Objective:
Write out every entry precisely as given, leaving the pictures out.

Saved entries
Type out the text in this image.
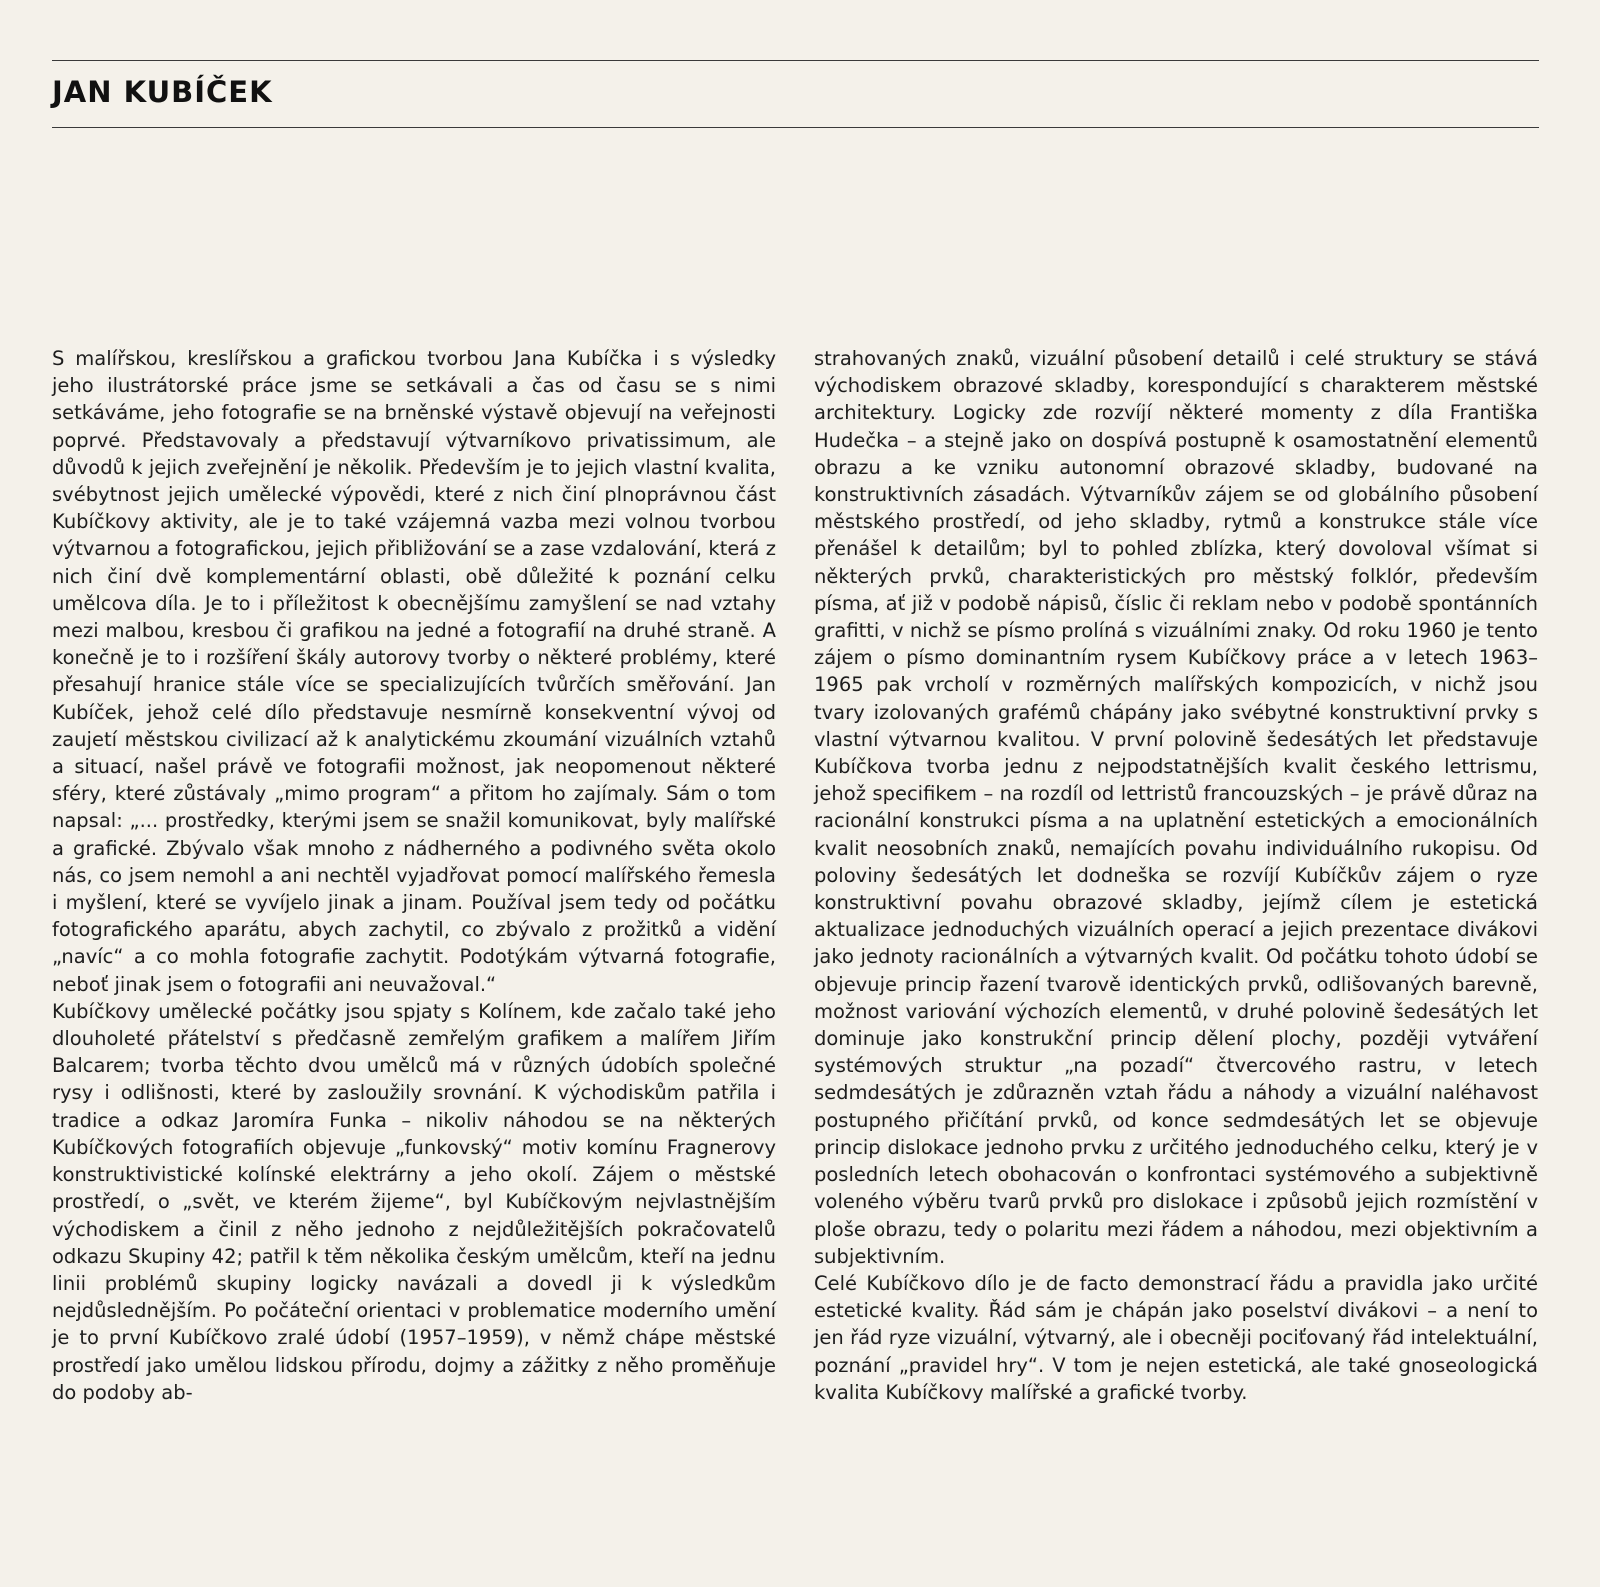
JAN KUBÍČEK

S malířskou, kreslířskou a grafickou tvorbou Jana Kubíčka i s výsledky jeho ilustrátorské práce jsme se setkávali a čas od času se s nimi setkáváme, jeho fotografie se na brněnské výstavě objevují na veřejnosti poprvé. Představovaly a představují výtvarníkovo privatissimum, ale důvodů k jejich zveřejnění je několik. Především je to jejich vlastní kvalita, svébytnost jejich umělecké výpovědi, které z nich činí plnoprávnou část Kubíčkovy aktivity, ale je to také vzájemná vazba mezi volnou tvorbou výtvarnou a fotografickou, jejich přibližování se a zase vzdalování, která z nich činí dvě komplementární oblasti, obě důležité k poznání celku umělcova díla. Je to i příležitost k obecnějšímu zamyšlení se nad vztahy mezi malbou, kresbou či grafikou na jedné a fotografií na druhé straně. A konečně je to i rozšíření škály autorovy tvorby o některé problémy, které přesahují hranice stále více se specializujících tvůrčích směřování. Jan Kubíček, jehož celé dílo představuje nesmírně konsekventní vývoj od zaujetí městskou civilizací až k analytickému zkoumání vizuálních vztahů a situací, našel právě ve fotografii možnost, jak neopomenout některé sféry, které zůstávaly „mimo program“ a přitom ho zajímaly. Sám o tom napsal: „... prostředky, kterými jsem se snažil komunikovat, byly malířské a grafické. Zbývalo však mnoho z nádherného a podivného světa okolo nás, co jsem nemohl a ani nechtěl vyjadřovat pomocí malířského řemesla i myšlení, které se vyvíjelo jinak a jinam. Používal jsem tedy od počátku fotografického aparátu, abych zachytil, co zbývalo z prožitků a vidění „navíc“ a co mohla fotografie zachytit. Podotýkám výtvarná fotografie, neboť jinak jsem o fotografii ani neuvažoval.“

Kubíčkovy umělecké počátky jsou spjaty s Kolínem, kde začalo také jeho dlouholeté přátelství s předčasně zemřelým grafikem a malířem Jiřím Balcarem; tvorba těchto dvou umělců má v různých údobích společné rysy i odlišnosti, které by zasloužily srovnání. K východiskům patřila i tradice a odkaz Jaromíra Funka – nikoliv náhodou se na některých Kubíčkových fotografiích objevuje „funkovský“ motiv komínu Fragnerovy konstruktivistické kolínské elektrárny a jeho okolí. Zájem o městské prostředí, o „svět, ve kterém žijeme“, byl Kubíčkovým nejvlastnějším východiskem a činil z něho jednoho z nejdůležitějších pokračovatelů odkazu Skupiny 42; patřil k těm několika českým umělcům, kteří na jednu linii problémů skupiny logicky navázali a dovedl ji k výsledkům nejdůslednějším. Po počáteční orientaci v problematice moderního umění je to první Kubíčkovo zralé údobí (1957–1959), v němž chápe městské prostředí jako umělou lidskou přírodu, dojmy a zážitky z něho proměňuje do podoby ab-

strahovaných znaků, vizuální působení detailů i celé struktury se stává východiskem obrazové skladby, korespondující s charakterem městské architektury. Logicky zde rozvíjí některé momenty z díla Františka Hudečka – a stejně jako on dospívá postupně k osamostatnění elementů obrazu a ke vzniku autonomní obrazové skladby, budované na konstruktivních zásadách. Výtvarníkův zájem se od globálního působení městského prostředí, od jeho skladby, rytmů a konstrukce stále více přenášel k detailům; byl to pohled zblízka, který dovoloval všímat si některých prvků, charakteristických pro městský folklór, především písma, ať již v podobě nápisů, číslic či reklam nebo v podobě spontánních grafitti, v nichž se písmo prolíná s vizuálními znaky. Od roku 1960 je tento zájem o písmo dominantním rysem Kubíčkovy práce a v letech 1963–1965 pak vrcholí v rozměrných malířských kompozicích, v nichž jsou tvary izolovaných grafémů chápány jako svébytné konstruktivní prvky s vlastní výtvarnou kvalitou. V první polovině šedesátých let představuje Kubíčkova tvorba jednu z nejpodstatnějších kvalit českého lettrismu, jehož specifikem – na rozdíl od lettristů francouzských – je právě důraz na racionální konstrukci písma a na uplatnění estetických a emocionálních kvalit neosobních znaků, nemajících povahu individuálního rukopisu. Od poloviny šedesátých let dodneška se rozvíjí Kubíčkův zájem o ryze konstruktivní povahu obrazové skladby, jejímž cílem je estetická aktualizace jednoduchých vizuálních operací a jejich prezentace divákovi jako jednoty racionálních a výtvarných kvalit. Od počátku tohoto údobí se objevuje princip řazení tvarově identických prvků, odlišovaných barevně, možnost variování výchozích elementů, v druhé polovině šedesátých let dominuje jako konstrukční princip dělení plochy, později vytváření systémových struktur „na pozadí“ čtvercového rastru, v letech sedmdesátých je zdůrazněn vztah řádu a náhody a vizuální naléhavost postupného přičítání prvků, od konce sedmdesátých let se objevuje princip dislokace jednoho prvku z určitého jednoduchého celku, který je v posledních letech obohacován o konfrontaci systémového a subjektivně voleného výběru tvarů prvků pro dislokace i způsobů jejich rozmístění v ploše obrazu, tedy o polaritu mezi řádem a náhodou, mezi objektivním a subjektivním.

Celé Kubíčkovo dílo je de facto demonstrací řádu a pravidla jako určité estetické kvality. Řád sám je chápán jako poselství divákovi – a není to jen řád ryze vizuální, výtvarný, ale i obecněji pociťovaný řád intelektuální, poznání „pravidel hry“. V tom je nejen estetická, ale také gnoseologická kvalita Kubíčkovy malířské a grafické tvorby.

Task answer:
Type out the text in this image.
JAN KUBÍČEK

S malířskou, kreslířskou a grafickou tvorbou Jana Kubíčka i s výsledky jeho ilustrátorské práce jsme se setkávali a čas od času se s nimi setkáváme, jeho fotografie se na brněnské výstavě objevují na veřejnosti poprvé. Představovaly a představují výtvarníkovo privatissimum, ale důvodů k jejich zveřejnění je několik. Především je to jejich vlastní kvalita, svébytnost jejich umělecké výpovědi, které z nich činí plnoprávnou část Kubíčkovy aktivity, ale je to také vzájemná vazba mezi volnou tvorbou výtvarnou a fotografickou, jejich přibližování se a zase vzdalování, která z nich činí dvě komplementární oblasti, obě důležité k poznání celku umělcova díla. Je to i příležitost k obecnějšímu zamyšlení se nad vztahy mezi malbou, kresbou či grafikou na jedné a fotografií na druhé straně. A konečně je to i rozšíření škály autorovy tvorby o některé problémy, které přesahují hranice stále více se specializujících tvůrčích směřování. Jan Kubíček, jehož celé dílo představuje nesmírně konsekventní vývoj od zaujetí městskou civilizací až k analytickému zkoumání vizuálních vztahů a situací, našel právě ve fotografii možnost, jak neopomenout některé sféry, které zůstávaly „mimo program“ a přitom ho zajímaly. Sám o tom napsal: „... prostředky, kterými jsem se snažil komunikovat, byly malířské a grafické. Zbývalo však mnoho z nádherného a podivného světa okolo nás, co jsem nemohl a ani nechtěl vyjadřovat pomocí malířského řemesla i myšlení, které se vyvíjelo jinak a jinam. Používal jsem tedy od počátku fotografického aparátu, abych zachytil, co zbývalo z prožitků a vidění „navíc“ a co mohla fotografie zachytit. Podotýkám výtvarná fotografie, neboť jinak jsem o fotografii ani neuvažoval.“

Kubíčkovy umělecké počátky jsou spjaty s Kolínem, kde začalo také jeho dlouholeté přátelství s předčasně zemřelým grafikem a malířem Jiřím Balcarem; tvorba těchto dvou umělců má v různých údobích společné rysy i odlišnosti, které by zasloužily srovnání. K východiskům patřila i tradice a odkaz Jaromíra Funka – nikoliv náhodou se na některých Kubíčkových fotografiích objevuje „funkovský“ motiv komínu Fragnerovy konstruktivistické kolínské elektrárny a jeho okolí. Zájem o městské prostředí, o „svět, ve kterém žijeme“, byl Kubíčkovým nejvlastnějším východiskem a činil z něho jednoho z nejdůležitějších pokračovatelů odkazu Skupiny 42; patřil k těm několika českým umělcům, kteří na jednu linii problémů skupiny logicky navázali a dovedl ji k výsledkům nejdůslednějším. Po počáteční orientaci v problematice moderního umění je to první Kubíčkovo zralé údobí (1957–1959), v němž chápe městské prostředí jako umělou lidskou přírodu, dojmy a zážitky z něho proměňuje do podoby ab-

strahovaných znaků, vizuální působení detailů i celé struktury se stává východiskem obrazové skladby, korespondující s charakterem městské architektury. Logicky zde rozvíjí některé momenty z díla Františka Hudečka – a stejně jako on dospívá postupně k osamostatnění elementů obrazu a ke vzniku autonomní obrazové skladby, budované na konstruktivních zásadách. Výtvarníkův zájem se od globálního působení městského prostředí, od jeho skladby, rytmů a konstrukce stále více přenášel k detailům; byl to pohled zblízka, který dovoloval všímat si některých prvků, charakteristických pro městský folklór, především písma, ať již v podobě nápisů, číslic či reklam nebo v podobě spontánních grafitti, v nichž se písmo prolíná s vizuálními znaky. Od roku 1960 je tento zájem o písmo dominantním rysem Kubíčkovy práce a v letech 1963–1965 pak vrcholí v rozměrných malířských kompozicích, v nichž jsou tvary izolovaných grafémů chápány jako svébytné konstruktivní prvky s vlastní výtvarnou kvalitou. V první polovině šedesátých let představuje Kubíčkova tvorba jednu z nejpodstatnějších kvalit českého lettrismu, jehož specifikem – na rozdíl od lettristů francouzských – je právě důraz na racionální konstrukci písma a na uplatnění estetických a emocionálních kvalit neosobních znaků, nemajících povahu individuálního rukopisu. Od poloviny šedesátých let dodneška se rozvíjí Kubíčkův zájem o ryze konstruktivní povahu obrazové skladby, jejímž cílem je estetická aktualizace jednoduchých vizuálních operací a jejich prezentace divákovi jako jednoty racionálních a výtvarných kvalit. Od počátku tohoto údobí se objevuje princip řazení tvarově identických prvků, odlišovaných barevně, možnost variování výchozích elementů, v druhé polovině šedesátých let dominuje jako konstrukční princip dělení plochy, později vytváření systémových struktur „na pozadí“ čtvercového rastru, v letech sedmdesátých je zdůrazněn vztah řádu a náhody a vizuální naléhavost postupného přičítání prvků, od konce sedmdesátých let se objevuje princip dislokace jednoho prvku z určitého jednoduchého celku, který je v posledních letech obohacován o konfrontaci systémového a subjektivně voleného výběru tvarů prvků pro dislokace i způsobů jejich rozmístění v ploše obrazu, tedy o polaritu mezi řádem a náhodou, mezi objektivním a subjektivním.

Celé Kubíčkovo dílo je de facto demonstrací řádu a pravidla jako určité estetické kvality. Řád sám je chápán jako poselství divákovi – a není to jen řád ryze vizuální, výtvarný, ale i obecněji pociťovaný řád intelektuální, poznání „pravidel hry“. V tom je nejen estetická, ale také gnoseologická kvalita Kubíčkovy malířské a grafické tvorby.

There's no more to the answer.